• [Exercise directions]
Output the material exactly, but drop every image it holds.

[Structured figure records]
• • •

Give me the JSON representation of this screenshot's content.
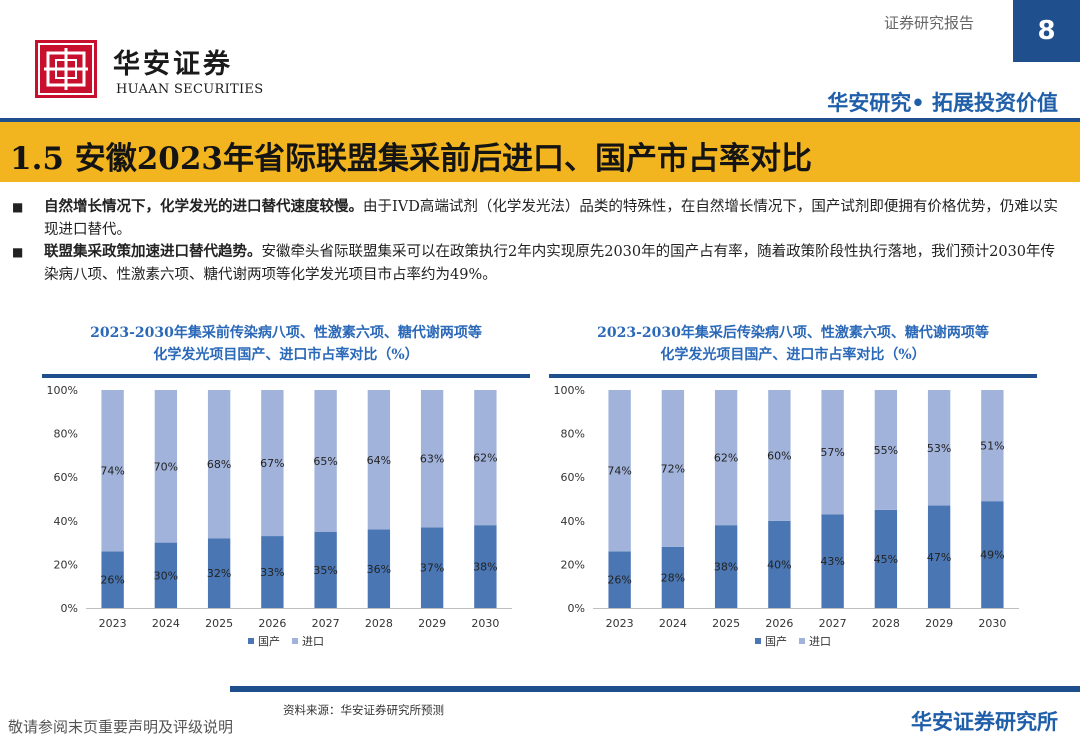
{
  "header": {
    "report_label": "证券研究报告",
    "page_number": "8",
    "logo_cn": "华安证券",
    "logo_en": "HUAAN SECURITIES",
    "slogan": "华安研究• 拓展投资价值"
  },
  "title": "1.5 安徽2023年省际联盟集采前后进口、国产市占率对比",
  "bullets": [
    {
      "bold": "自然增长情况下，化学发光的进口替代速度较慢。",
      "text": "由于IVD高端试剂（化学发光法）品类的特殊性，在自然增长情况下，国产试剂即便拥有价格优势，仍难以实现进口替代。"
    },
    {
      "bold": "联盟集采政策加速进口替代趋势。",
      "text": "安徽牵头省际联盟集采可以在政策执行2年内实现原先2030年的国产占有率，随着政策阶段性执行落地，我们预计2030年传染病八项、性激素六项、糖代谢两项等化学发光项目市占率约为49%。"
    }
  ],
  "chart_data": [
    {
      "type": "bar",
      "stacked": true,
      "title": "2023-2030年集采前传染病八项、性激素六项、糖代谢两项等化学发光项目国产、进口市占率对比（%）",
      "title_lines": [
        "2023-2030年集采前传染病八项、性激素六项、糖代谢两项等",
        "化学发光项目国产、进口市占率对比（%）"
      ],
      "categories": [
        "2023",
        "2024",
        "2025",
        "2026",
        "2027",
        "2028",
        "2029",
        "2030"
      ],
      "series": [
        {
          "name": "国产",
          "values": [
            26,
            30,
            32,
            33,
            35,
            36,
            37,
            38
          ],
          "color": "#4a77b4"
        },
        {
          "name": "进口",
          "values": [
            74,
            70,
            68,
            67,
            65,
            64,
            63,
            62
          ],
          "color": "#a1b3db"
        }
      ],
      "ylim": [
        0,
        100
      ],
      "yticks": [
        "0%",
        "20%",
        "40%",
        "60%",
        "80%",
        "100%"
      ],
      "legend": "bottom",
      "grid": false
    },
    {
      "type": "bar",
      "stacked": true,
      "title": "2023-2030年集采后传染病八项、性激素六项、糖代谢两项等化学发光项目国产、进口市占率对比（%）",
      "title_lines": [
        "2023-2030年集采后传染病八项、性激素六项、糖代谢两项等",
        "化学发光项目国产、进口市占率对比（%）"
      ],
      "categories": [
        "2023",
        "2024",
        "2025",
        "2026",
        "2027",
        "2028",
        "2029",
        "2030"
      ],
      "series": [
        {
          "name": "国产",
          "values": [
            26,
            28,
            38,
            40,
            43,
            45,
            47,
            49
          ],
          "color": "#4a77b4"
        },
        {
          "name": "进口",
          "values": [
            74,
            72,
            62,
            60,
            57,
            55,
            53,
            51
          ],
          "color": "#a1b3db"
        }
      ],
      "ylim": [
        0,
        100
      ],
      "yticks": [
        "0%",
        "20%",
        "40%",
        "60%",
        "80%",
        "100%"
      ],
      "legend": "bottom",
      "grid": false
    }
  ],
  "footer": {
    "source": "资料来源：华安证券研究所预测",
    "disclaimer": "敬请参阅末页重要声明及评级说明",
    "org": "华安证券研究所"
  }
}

• • •

• [Full response]
Give me the JSON representation of this screenshot's content.
{
  "header": {
    "report_label": "证券研究报告",
    "page_number": "8",
    "logo_cn": "华安证券",
    "logo_en": "HUAAN SECURITIES",
    "slogan": "华安研究• 拓展投资价值"
  },
  "title": "1.5 安徽2023年省际联盟集采前后进口、国产市占率对比",
  "bullets": [
    {
      "bold": "自然增长情况下，化学发光的进口替代速度较慢。",
      "text": "由于IVD高端试剂（化学发光法）品类的特殊性，在自然增长情况下，国产试剂即便拥有价格优势，仍难以实现进口替代。"
    },
    {
      "bold": "联盟集采政策加速进口替代趋势。",
      "text": "安徽牵头省际联盟集采可以在政策执行2年内实现原先2030年的国产占有率，随着政策阶段性执行落地，我们预计2030年传染病八项、性激素六项、糖代谢两项等化学发光项目市占率约为49%。"
    }
  ],
  "chart_data": [
    {
      "type": "bar",
      "stacked": true,
      "title": "2023-2030年集采前传染病八项、性激素六项、糖代谢两项等化学发光项目国产、进口市占率对比（%）",
      "title_lines": [
        "2023-2030年集采前传染病八项、性激素六项、糖代谢两项等",
        "化学发光项目国产、进口市占率对比（%）"
      ],
      "categories": [
        "2023",
        "2024",
        "2025",
        "2026",
        "2027",
        "2028",
        "2029",
        "2030"
      ],
      "series": [
        {
          "name": "国产",
          "values": [
            26,
            30,
            32,
            33,
            35,
            36,
            37,
            38
          ],
          "color": "#4a77b4"
        },
        {
          "name": "进口",
          "values": [
            74,
            70,
            68,
            67,
            65,
            64,
            63,
            62
          ],
          "color": "#a1b3db"
        }
      ],
      "ylim": [
        0,
        100
      ],
      "yticks": [
        "0%",
        "20%",
        "40%",
        "60%",
        "80%",
        "100%"
      ],
      "legend": "bottom",
      "grid": false
    },
    {
      "type": "bar",
      "stacked": true,
      "title": "2023-2030年集采后传染病八项、性激素六项、糖代谢两项等化学发光项目国产、进口市占率对比（%）",
      "title_lines": [
        "2023-2030年集采后传染病八项、性激素六项、糖代谢两项等",
        "化学发光项目国产、进口市占率对比（%）"
      ],
      "categories": [
        "2023",
        "2024",
        "2025",
        "2026",
        "2027",
        "2028",
        "2029",
        "2030"
      ],
      "series": [
        {
          "name": "国产",
          "values": [
            26,
            28,
            38,
            40,
            43,
            45,
            47,
            49
          ],
          "color": "#4a77b4"
        },
        {
          "name": "进口",
          "values": [
            74,
            72,
            62,
            60,
            57,
            55,
            53,
            51
          ],
          "color": "#a1b3db"
        }
      ],
      "ylim": [
        0,
        100
      ],
      "yticks": [
        "0%",
        "20%",
        "40%",
        "60%",
        "80%",
        "100%"
      ],
      "legend": "bottom",
      "grid": false
    }
  ],
  "footer": {
    "source": "资料来源：华安证券研究所预测",
    "disclaimer": "敬请参阅末页重要声明及评级说明",
    "org": "华安证券研究所"
  }
}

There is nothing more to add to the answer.